▶ **WORK TO BE COMPLETED**: Reproduce each line from the records that holds "gear".

[Stored records]
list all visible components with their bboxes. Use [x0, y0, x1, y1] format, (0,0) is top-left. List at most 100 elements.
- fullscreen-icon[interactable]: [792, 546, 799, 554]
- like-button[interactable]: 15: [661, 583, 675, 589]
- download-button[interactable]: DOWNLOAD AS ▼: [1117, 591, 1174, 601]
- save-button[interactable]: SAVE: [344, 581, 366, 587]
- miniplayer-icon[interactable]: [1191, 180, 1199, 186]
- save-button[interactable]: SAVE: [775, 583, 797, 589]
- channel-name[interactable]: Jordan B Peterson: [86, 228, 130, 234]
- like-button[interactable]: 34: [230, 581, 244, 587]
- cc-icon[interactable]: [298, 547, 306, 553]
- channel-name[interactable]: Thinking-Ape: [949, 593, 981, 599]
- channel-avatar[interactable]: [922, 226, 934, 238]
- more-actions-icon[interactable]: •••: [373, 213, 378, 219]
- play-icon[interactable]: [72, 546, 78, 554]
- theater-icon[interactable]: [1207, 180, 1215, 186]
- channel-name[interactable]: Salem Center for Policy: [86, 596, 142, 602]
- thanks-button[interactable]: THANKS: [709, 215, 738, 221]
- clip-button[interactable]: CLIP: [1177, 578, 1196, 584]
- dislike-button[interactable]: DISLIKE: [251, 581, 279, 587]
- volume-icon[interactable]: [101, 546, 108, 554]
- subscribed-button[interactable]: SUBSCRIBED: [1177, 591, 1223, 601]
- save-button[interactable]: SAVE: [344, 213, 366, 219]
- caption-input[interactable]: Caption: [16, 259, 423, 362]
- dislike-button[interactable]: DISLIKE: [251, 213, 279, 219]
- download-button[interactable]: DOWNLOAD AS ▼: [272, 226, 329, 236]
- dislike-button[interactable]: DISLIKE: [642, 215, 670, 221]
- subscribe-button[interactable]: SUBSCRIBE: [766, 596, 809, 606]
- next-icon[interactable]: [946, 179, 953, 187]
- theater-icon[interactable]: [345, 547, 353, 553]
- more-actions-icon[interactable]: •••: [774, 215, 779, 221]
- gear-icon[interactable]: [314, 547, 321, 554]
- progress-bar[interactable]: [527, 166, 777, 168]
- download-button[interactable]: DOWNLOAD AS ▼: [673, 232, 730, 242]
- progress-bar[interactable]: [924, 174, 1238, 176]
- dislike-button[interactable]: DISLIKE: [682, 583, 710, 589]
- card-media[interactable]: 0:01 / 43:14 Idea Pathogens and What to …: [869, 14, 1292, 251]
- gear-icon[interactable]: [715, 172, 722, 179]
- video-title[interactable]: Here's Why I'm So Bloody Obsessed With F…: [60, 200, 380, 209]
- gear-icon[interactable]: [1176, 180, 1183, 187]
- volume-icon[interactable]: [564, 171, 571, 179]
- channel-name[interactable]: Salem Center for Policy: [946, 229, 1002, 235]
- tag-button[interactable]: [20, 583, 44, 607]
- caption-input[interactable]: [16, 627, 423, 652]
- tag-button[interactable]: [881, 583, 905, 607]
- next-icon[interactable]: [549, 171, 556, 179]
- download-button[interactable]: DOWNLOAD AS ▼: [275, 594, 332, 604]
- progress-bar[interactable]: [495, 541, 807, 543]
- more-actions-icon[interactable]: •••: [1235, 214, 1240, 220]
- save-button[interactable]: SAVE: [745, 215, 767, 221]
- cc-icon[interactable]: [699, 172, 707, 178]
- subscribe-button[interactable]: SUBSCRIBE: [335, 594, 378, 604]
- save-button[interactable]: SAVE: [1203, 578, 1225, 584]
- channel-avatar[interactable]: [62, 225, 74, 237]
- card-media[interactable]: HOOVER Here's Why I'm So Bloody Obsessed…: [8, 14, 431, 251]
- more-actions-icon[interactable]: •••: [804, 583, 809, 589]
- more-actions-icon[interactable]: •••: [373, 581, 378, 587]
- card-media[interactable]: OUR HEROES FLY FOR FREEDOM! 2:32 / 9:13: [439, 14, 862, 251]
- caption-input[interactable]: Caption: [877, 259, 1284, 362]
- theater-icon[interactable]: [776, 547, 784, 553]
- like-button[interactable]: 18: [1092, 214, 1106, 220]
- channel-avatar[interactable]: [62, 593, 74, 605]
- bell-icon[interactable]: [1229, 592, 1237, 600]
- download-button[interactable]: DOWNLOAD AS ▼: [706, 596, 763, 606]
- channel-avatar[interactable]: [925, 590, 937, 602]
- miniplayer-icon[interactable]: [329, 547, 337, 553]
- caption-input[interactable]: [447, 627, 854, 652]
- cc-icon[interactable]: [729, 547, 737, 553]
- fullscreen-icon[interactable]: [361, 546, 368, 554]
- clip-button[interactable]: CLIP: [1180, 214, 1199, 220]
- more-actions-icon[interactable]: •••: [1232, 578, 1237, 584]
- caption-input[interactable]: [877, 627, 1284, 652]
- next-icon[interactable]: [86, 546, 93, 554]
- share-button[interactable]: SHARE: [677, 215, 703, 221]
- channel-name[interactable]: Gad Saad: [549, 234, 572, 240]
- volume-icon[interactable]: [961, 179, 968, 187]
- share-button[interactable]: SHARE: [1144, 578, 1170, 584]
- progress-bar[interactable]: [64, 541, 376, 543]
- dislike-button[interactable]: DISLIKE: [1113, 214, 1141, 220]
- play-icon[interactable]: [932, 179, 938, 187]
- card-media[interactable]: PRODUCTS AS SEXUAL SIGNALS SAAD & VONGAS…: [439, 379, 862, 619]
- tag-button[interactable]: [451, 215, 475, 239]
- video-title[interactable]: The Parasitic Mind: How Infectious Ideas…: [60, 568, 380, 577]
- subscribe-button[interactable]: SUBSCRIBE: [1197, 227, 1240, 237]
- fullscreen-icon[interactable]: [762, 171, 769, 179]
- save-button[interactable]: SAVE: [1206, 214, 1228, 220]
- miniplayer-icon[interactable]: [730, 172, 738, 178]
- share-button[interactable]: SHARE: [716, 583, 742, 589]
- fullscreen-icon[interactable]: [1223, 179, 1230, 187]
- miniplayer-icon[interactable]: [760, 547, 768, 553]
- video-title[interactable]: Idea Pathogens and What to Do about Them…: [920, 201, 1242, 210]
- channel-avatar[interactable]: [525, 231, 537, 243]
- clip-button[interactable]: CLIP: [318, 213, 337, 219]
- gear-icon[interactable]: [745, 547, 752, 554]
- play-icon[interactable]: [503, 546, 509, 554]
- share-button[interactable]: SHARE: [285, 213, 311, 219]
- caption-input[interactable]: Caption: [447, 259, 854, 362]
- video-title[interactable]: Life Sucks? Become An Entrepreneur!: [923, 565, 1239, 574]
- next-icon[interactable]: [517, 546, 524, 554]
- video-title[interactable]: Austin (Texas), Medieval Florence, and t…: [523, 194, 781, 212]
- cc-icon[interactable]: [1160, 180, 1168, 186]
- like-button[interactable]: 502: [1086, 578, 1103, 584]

▶ **ANSWER**:
- gear-icon[interactable]: [314, 547, 321, 554]
- gear-icon[interactable]: [715, 172, 722, 179]
- gear-icon[interactable]: [1176, 180, 1183, 187]
- gear-icon[interactable]: [745, 547, 752, 554]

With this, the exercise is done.